Requirements - Copy out each line of the listing that has the word "maximize" in it.

[Dataset excerpts]

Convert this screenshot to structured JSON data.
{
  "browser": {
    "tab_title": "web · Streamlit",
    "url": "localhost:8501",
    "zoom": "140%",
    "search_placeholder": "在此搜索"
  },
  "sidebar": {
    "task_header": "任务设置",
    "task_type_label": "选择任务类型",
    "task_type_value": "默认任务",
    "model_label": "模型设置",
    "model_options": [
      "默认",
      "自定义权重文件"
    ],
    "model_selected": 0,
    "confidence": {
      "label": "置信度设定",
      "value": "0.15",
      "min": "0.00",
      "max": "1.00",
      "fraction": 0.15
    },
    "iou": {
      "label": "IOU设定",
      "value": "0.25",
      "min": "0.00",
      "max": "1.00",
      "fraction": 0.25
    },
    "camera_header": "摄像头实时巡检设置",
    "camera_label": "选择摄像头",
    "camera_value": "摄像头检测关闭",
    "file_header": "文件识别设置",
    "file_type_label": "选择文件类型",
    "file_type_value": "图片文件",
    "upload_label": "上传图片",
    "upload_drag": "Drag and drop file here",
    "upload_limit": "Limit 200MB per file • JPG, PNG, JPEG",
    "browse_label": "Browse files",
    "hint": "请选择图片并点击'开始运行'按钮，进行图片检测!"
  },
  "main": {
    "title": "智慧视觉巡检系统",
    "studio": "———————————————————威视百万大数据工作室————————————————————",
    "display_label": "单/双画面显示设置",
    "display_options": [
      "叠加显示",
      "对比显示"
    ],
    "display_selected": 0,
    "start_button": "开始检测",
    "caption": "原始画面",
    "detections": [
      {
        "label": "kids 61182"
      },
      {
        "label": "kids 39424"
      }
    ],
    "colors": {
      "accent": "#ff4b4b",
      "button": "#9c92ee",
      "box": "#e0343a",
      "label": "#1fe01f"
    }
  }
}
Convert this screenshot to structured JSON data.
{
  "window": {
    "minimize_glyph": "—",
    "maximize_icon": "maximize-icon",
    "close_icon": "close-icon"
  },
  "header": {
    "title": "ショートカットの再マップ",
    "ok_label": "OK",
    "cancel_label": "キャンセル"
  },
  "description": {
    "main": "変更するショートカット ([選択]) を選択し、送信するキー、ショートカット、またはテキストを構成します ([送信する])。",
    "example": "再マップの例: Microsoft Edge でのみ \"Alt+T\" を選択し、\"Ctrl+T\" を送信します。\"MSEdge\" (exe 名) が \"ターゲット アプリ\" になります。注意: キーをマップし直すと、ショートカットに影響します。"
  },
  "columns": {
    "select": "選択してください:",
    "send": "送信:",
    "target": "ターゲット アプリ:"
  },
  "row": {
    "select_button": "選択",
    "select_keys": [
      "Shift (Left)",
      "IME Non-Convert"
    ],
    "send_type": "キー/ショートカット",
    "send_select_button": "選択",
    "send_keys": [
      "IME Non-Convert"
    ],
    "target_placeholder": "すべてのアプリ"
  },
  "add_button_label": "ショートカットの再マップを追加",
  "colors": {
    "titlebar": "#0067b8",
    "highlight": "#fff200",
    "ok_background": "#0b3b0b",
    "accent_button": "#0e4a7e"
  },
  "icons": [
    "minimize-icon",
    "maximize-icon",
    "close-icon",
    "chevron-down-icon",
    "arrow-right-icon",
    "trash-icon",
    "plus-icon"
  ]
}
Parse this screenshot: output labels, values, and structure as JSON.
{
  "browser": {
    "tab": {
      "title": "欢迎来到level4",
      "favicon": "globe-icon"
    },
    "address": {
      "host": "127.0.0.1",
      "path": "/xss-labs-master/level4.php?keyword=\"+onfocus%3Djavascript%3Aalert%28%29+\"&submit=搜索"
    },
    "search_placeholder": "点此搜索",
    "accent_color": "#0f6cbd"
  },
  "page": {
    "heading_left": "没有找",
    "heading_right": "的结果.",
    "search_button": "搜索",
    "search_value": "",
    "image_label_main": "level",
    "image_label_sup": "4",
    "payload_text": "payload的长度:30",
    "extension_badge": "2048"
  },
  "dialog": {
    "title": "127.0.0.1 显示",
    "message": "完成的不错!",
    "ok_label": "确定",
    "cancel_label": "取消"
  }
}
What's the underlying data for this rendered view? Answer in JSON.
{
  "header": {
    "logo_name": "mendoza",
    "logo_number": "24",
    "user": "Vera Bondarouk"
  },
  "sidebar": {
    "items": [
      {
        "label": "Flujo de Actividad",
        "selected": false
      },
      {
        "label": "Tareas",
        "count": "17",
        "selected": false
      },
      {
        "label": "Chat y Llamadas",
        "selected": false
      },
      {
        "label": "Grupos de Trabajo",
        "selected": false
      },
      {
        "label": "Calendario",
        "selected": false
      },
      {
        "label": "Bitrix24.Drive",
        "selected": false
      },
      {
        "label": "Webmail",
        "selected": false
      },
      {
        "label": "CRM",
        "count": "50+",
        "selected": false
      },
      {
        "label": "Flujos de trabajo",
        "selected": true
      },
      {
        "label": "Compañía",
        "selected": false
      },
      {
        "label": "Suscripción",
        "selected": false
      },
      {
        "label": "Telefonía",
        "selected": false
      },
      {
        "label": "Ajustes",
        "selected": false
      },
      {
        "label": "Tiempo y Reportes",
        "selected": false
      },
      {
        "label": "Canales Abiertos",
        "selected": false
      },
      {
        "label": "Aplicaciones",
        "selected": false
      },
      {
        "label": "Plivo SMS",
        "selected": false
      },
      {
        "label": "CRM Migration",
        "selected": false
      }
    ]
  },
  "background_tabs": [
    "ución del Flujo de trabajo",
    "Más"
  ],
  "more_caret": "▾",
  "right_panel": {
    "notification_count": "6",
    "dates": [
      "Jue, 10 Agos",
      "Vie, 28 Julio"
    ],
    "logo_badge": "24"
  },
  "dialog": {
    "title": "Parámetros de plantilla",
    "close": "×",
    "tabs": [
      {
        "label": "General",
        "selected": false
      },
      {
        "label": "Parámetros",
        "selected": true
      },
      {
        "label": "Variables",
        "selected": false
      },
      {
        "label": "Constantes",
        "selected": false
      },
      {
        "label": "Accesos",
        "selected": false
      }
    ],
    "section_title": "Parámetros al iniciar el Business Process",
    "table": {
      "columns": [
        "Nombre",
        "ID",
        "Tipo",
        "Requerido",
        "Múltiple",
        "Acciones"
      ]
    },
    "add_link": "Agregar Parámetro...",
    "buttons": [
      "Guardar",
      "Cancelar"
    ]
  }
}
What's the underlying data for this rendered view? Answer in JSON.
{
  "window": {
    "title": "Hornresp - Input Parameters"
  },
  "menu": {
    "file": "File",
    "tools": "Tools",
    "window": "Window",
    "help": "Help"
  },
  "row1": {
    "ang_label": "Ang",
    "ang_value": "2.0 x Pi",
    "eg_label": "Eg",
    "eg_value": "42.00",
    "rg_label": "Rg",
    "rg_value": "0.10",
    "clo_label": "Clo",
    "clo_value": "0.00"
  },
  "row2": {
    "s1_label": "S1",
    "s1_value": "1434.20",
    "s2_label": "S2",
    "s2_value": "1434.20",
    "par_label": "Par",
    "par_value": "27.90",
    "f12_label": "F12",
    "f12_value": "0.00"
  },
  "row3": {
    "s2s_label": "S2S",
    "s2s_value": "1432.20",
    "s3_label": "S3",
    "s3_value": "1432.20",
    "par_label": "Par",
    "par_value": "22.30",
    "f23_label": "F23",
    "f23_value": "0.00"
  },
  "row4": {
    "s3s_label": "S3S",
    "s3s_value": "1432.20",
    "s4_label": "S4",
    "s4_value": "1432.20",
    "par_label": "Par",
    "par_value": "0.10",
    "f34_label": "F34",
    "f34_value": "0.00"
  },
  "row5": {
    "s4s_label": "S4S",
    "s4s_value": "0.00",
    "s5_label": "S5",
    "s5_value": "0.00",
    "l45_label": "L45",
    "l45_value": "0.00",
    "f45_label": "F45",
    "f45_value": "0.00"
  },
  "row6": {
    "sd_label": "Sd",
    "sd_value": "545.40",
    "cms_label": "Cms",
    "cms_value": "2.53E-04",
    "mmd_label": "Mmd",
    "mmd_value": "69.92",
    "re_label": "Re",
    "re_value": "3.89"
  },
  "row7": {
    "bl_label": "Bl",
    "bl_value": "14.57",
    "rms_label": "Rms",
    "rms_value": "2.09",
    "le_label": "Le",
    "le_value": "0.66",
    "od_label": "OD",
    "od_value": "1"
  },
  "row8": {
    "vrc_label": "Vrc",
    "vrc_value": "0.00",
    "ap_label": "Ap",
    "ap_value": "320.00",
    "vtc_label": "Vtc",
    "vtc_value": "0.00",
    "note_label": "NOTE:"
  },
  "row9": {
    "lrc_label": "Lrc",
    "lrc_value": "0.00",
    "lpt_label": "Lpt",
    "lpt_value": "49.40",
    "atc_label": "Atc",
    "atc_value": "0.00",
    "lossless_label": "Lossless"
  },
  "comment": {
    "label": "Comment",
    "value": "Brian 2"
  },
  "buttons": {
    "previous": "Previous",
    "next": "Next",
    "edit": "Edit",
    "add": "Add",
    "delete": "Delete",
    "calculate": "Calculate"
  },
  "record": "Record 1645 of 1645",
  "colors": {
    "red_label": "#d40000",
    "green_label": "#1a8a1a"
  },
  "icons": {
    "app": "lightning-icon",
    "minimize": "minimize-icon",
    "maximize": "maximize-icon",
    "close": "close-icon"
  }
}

Written solution -
    "maximize_icon": "maximize-icon",
    "maximize-icon",
    "maximize": "maximize-icon",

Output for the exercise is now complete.